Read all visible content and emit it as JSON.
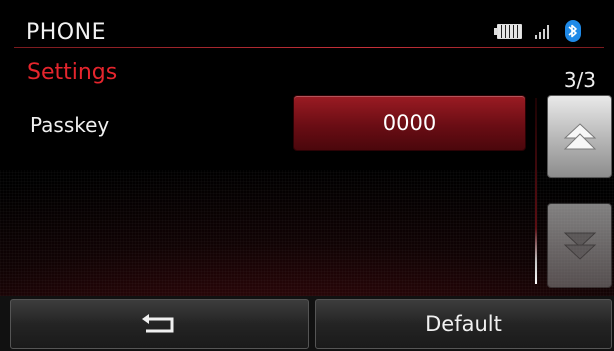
{
  "header": {
    "title": "PHONE",
    "icons": [
      "battery-icon",
      "signal-icon",
      "bluetooth-icon"
    ]
  },
  "section": {
    "title": "Settings",
    "page_indicator": "3/3"
  },
  "rows": [
    {
      "label": "Passkey",
      "value": "0000"
    }
  ],
  "scroll": {
    "up_icon": "double-chevron-up-icon",
    "down_icon": "double-chevron-down-icon"
  },
  "footer": {
    "back_icon": "back-arrow-icon",
    "default_label": "Default"
  },
  "colors": {
    "accent_red": "#e5252d",
    "button_red": "#8a1720",
    "bluetooth_blue": "#1f8ae8"
  }
}
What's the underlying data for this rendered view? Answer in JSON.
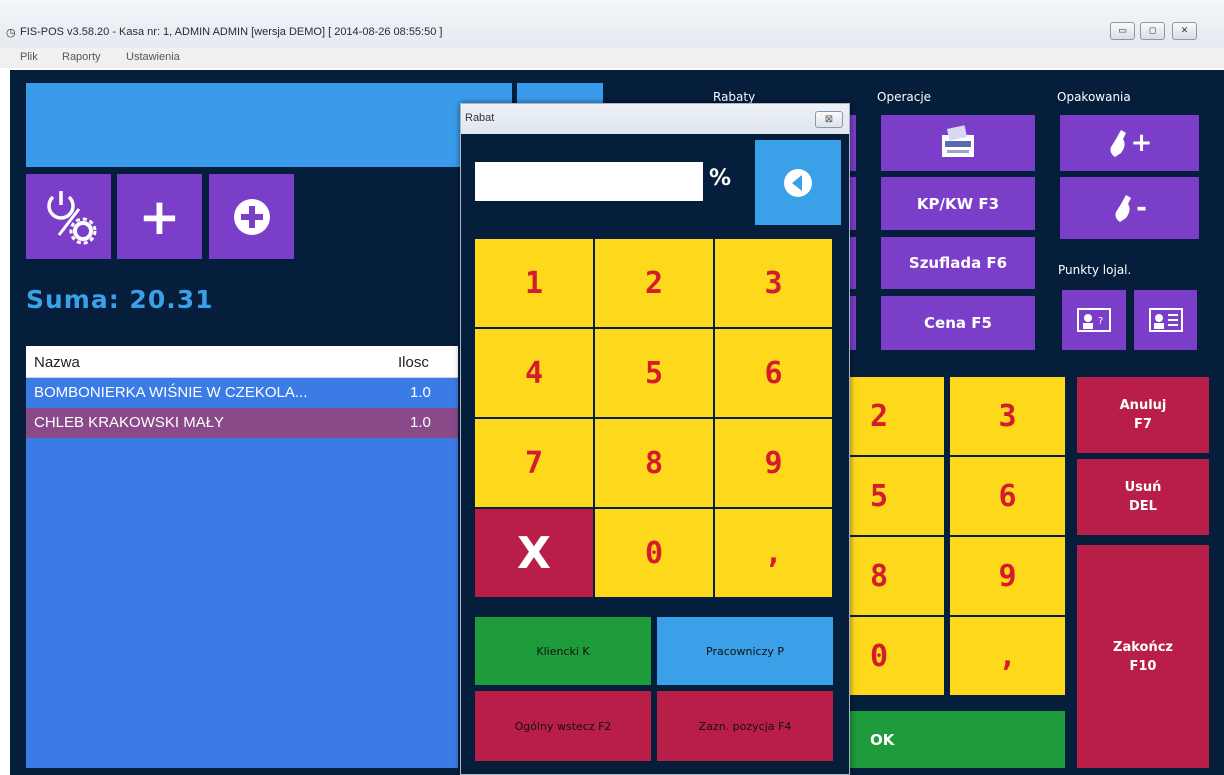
{
  "window": {
    "title": "FIS-POS v3.58.20 - Kasa nr: 1, ADMIN ADMIN [wersja DEMO]  [ 2014-08-26 08:55:50 ]",
    "minimize": "▭",
    "maximize": "◻",
    "close": "✕"
  },
  "menu": [
    "Plik",
    "Raporty",
    "Ustawienia"
  ],
  "toolbar": {
    "settings_icon": "power-settings-icon",
    "plus_icon": "+",
    "add_icon": "⊕"
  },
  "sum": {
    "text": "Suma: 20.31"
  },
  "list": {
    "col_name": "Nazwa",
    "col_qty": "Ilosc",
    "rows": [
      {
        "name": "BOMBONIERKA WIŚNIE W CZEKOLA...",
        "qty": "1.0"
      },
      {
        "name": "CHLEB KRAKOWSKI MAŁY",
        "qty": "1.0"
      }
    ]
  },
  "sections": {
    "rabaty": "Rabaty",
    "operacje": "Operacje",
    "opakowania": "Opakowania",
    "punkty": "Punkty lojal."
  },
  "operations": {
    "kpkw": "KP/KW F3",
    "szuflada": "Szuflada F6",
    "cena": "Cena F5"
  },
  "packaging": {
    "plus": "+",
    "minus": "-"
  },
  "right_actions": {
    "anuluj": "Anuluj\nF7",
    "usun": "Usuń\nDEL",
    "zakoncz": "Zakończ\nF10",
    "ok": "OK"
  },
  "bg_keypad": [
    "2",
    "3",
    "5",
    "6",
    "8",
    "9",
    "0",
    ","
  ],
  "dialog": {
    "title": "Rabat",
    "close": "⊠",
    "percent": "%",
    "keys": [
      "1",
      "2",
      "3",
      "4",
      "5",
      "6",
      "7",
      "8",
      "9",
      "X",
      "0",
      ","
    ],
    "klient": "Kliencki K",
    "pracowniczy": "Pracowniczy P",
    "ogolny": "Ogólny wstecz F2",
    "pozycja": "Zazn. pozycja F4"
  },
  "colors": {
    "bg": "#051e3c",
    "blue": "#3aa0e8",
    "purple": "#7a3ec9",
    "red": "#b81e48",
    "yellow": "#fdd81b",
    "green": "#1e9b3a"
  }
}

══════════════════════════════

### Your task
All the records need to be repeated exactly, with the images dropped.

### Task result
Read all visible content and emit it as JSON.
{
  "header": {
    "title": "PHONE",
    "icons": [
      "battery-icon",
      "signal-icon",
      "bluetooth-icon"
    ]
  },
  "section": {
    "title": "Settings",
    "page_indicator": "3/3"
  },
  "rows": [
    {
      "label": "Passkey",
      "value": "0000"
    }
  ],
  "scroll": {
    "up_icon": "double-chevron-up-icon",
    "down_icon": "double-chevron-down-icon"
  },
  "footer": {
    "back_icon": "back-arrow-icon",
    "default_label": "Default"
  },
  "colors": {
    "accent_red": "#e5252d",
    "button_red": "#8a1720",
    "bluetooth_blue": "#1f8ae8"
  }
}
What's the underlying data for this rendered view? Answer in JSON.
{
  "window": {
    "title": "FIS-POS v3.58.20 - Kasa nr: 1, ADMIN ADMIN [wersja DEMO]  [ 2014-08-26 08:55:50 ]",
    "minimize": "▭",
    "maximize": "◻",
    "close": "✕"
  },
  "menu": [
    "Plik",
    "Raporty",
    "Ustawienia"
  ],
  "toolbar": {
    "settings_icon": "power-settings-icon",
    "plus_icon": "+",
    "add_icon": "⊕"
  },
  "sum": {
    "text": "Suma: 20.31"
  },
  "list": {
    "col_name": "Nazwa",
    "col_qty": "Ilosc",
    "rows": [
      {
        "name": "BOMBONIERKA WIŚNIE W CZEKOLA...",
        "qty": "1.0"
      },
      {
        "name": "CHLEB KRAKOWSKI MAŁY",
        "qty": "1.0"
      }
    ]
  },
  "sections": {
    "rabaty": "Rabaty",
    "operacje": "Operacje",
    "opakowania": "Opakowania",
    "punkty": "Punkty lojal."
  },
  "operations": {
    "kpkw": "KP/KW F3",
    "szuflada": "Szuflada F6",
    "cena": "Cena F5"
  },
  "packaging": {
    "plus": "+",
    "minus": "-"
  },
  "right_actions": {
    "anuluj": "Anuluj\nF7",
    "usun": "Usuń\nDEL",
    "zakoncz": "Zakończ\nF10",
    "ok": "OK"
  },
  "bg_keypad": [
    "2",
    "3",
    "5",
    "6",
    "8",
    "9",
    "0",
    ","
  ],
  "dialog": {
    "title": "Rabat",
    "close": "⊠",
    "percent": "%",
    "keys": [
      "1",
      "2",
      "3",
      "4",
      "5",
      "6",
      "7",
      "8",
      "9",
      "X",
      "0",
      ","
    ],
    "klient": "Kliencki K",
    "pracowniczy": "Pracowniczy P",
    "ogolny": "Ogólny wstecz F2",
    "pozycja": "Zazn. pozycja F4"
  },
  "colors": {
    "bg": "#051e3c",
    "blue": "#3aa0e8",
    "purple": "#7a3ec9",
    "red": "#b81e48",
    "yellow": "#fdd81b",
    "green": "#1e9b3a"
  }
}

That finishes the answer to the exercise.